Collected data:
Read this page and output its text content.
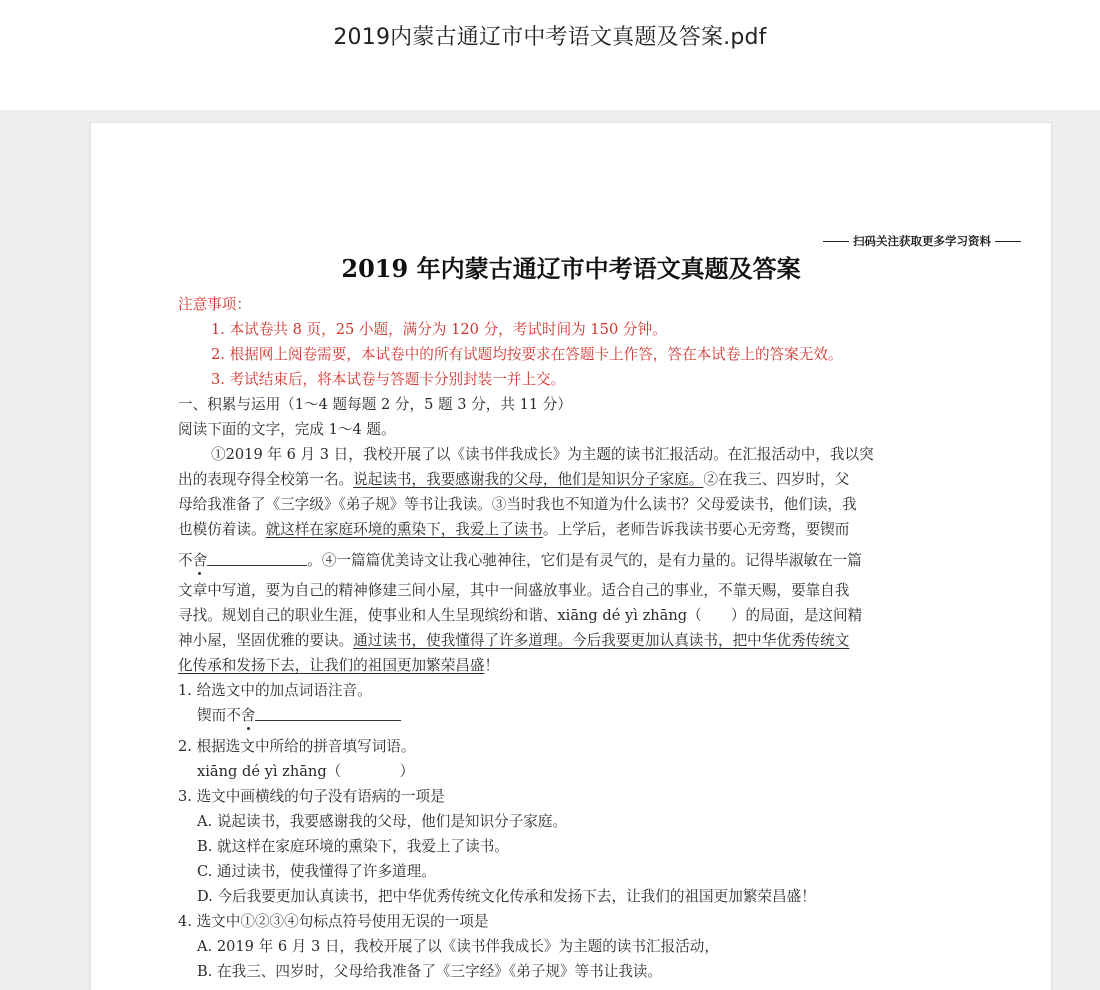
2019内蒙古通辽市中考语文真题及答案.pdf
扫码关注获取更多学习资料
2019 年内蒙古通辽市中考语文真题及答案
注意事项：
1. 本试卷共 8 页，25 小题，满分为 120 分，考试时间为 150 分钟。
2. 根据网上阅卷需要，本试卷中的所有试题均按要求在答题卡上作答，答在本试卷上的答案无效。
3. 考试结束后，将本试卷与答题卡分别封装一并上交。
一、积累与运用（1～4 题每题 2 分，5 题 3 分，共 11 分）
阅读下面的文字，完成 1～4 题。
①2019 年 6 月 3 日，我校开展了以《读书伴我成长》为主题的读书汇报活动。在汇报活动中，我以突
出的表现夺得全校第一名。说起读书，我要感谢我的父母，他们是知识分子家庭。②在我三、四岁时，父
母给我准备了《三字级》《弟子规》等书让我读。③当时我也不知道为什么读书？父母爱读书，他们读，我
也模仿着读。就这样在家庭环境的熏染下，我爱上了读书。上学后，老师告诉我读书要心无旁骛，要锲而
不舍	。④一篇篇优美诗文让我心驰神往，它们是有灵气的，是有力量的。记得毕淑敏在一篇
文章中写道，要为自己的精神修建三间小屋，其中一间盛放事业。适合自己的事业，不靠天赐，要靠自我
寻找。规划自己的职业生涯，使事业和人生呈现缤纷和谐、xiāng dé yì zhāng（　　）的局面，是这间精
神小屋，坚固优雅的要诀。通过读书，使我懂得了许多道理。今后我要更加认真读书，把中华优秀传统文
化传承和发扬下去，让我们的祖国更加繁荣昌盛！
1. 给选文中的加点词语注音。
锲而不舍
2. 根据选文中所给的拼音填写词语。
xiāng dé yì zhāng（　　　　）
3. 选文中画横线的句子没有语病的一项是
A. 说起读书，我要感谢我的父母，他们是知识分子家庭。
B. 就这样在家庭环境的熏染下，我爱上了读书。
C. 通过读书，使我懂得了许多道理。
D. 今后我要更加认真读书，把中华优秀传统文化传承和发扬下去，让我们的祖国更加繁荣昌盛！
4. 选文中①②③④句标点符号使用无误的一项是
A. 2019 年 6 月 3 日，我校开展了以《读书伴我成长》为主题的读书汇报活动，
B. 在我三、四岁时，父母给我准备了《三字经》《弟子规》等书让我读。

■ What to work on ■
Drop the images and repeat the data exactly.

■ Reply to the exercise ■
Read this page and output its text content.
2019内蒙古通辽市中考语文真题及答案.pdf
扫码关注获取更多学习资料
2019 年内蒙古通辽市中考语文真题及答案
注意事项：
1. 本试卷共 8 页，25 小题，满分为 120 分，考试时间为 150 分钟。
2. 根据网上阅卷需要，本试卷中的所有试题均按要求在答题卡上作答，答在本试卷上的答案无效。
3. 考试结束后，将本试卷与答题卡分别封装一并上交。
一、积累与运用（1～4 题每题 2 分，5 题 3 分，共 11 分）
阅读下面的文字，完成 1～4 题。
①2019 年 6 月 3 日，我校开展了以《读书伴我成长》为主题的读书汇报活动。在汇报活动中，我以突
出的表现夺得全校第一名。说起读书，我要感谢我的父母，他们是知识分子家庭。②在我三、四岁时，父
母给我准备了《三字级》《弟子规》等书让我读。③当时我也不知道为什么读书？父母爱读书，他们读，我
也模仿着读。就这样在家庭环境的熏染下，我爱上了读书。上学后，老师告诉我读书要心无旁骛，要锲而
不舍	。④一篇篇优美诗文让我心驰神往，它们是有灵气的，是有力量的。记得毕淑敏在一篇
文章中写道，要为自己的精神修建三间小屋，其中一间盛放事业。适合自己的事业，不靠天赐，要靠自我
寻找。规划自己的职业生涯，使事业和人生呈现缤纷和谐、xiāng dé yì zhāng（　　）的局面，是这间精
神小屋，坚固优雅的要诀。通过读书，使我懂得了许多道理。今后我要更加认真读书，把中华优秀传统文
化传承和发扬下去，让我们的祖国更加繁荣昌盛！
1. 给选文中的加点词语注音。
锲而不舍
2. 根据选文中所给的拼音填写词语。
xiāng dé yì zhāng（　　　　）
3. 选文中画横线的句子没有语病的一项是
A. 说起读书，我要感谢我的父母，他们是知识分子家庭。
B. 就这样在家庭环境的熏染下，我爱上了读书。
C. 通过读书，使我懂得了许多道理。
D. 今后我要更加认真读书，把中华优秀传统文化传承和发扬下去，让我们的祖国更加繁荣昌盛！
4. 选文中①②③④句标点符号使用无误的一项是
A. 2019 年 6 月 3 日，我校开展了以《读书伴我成长》为主题的读书汇报活动，
B. 在我三、四岁时，父母给我准备了《三字经》《弟子规》等书让我读。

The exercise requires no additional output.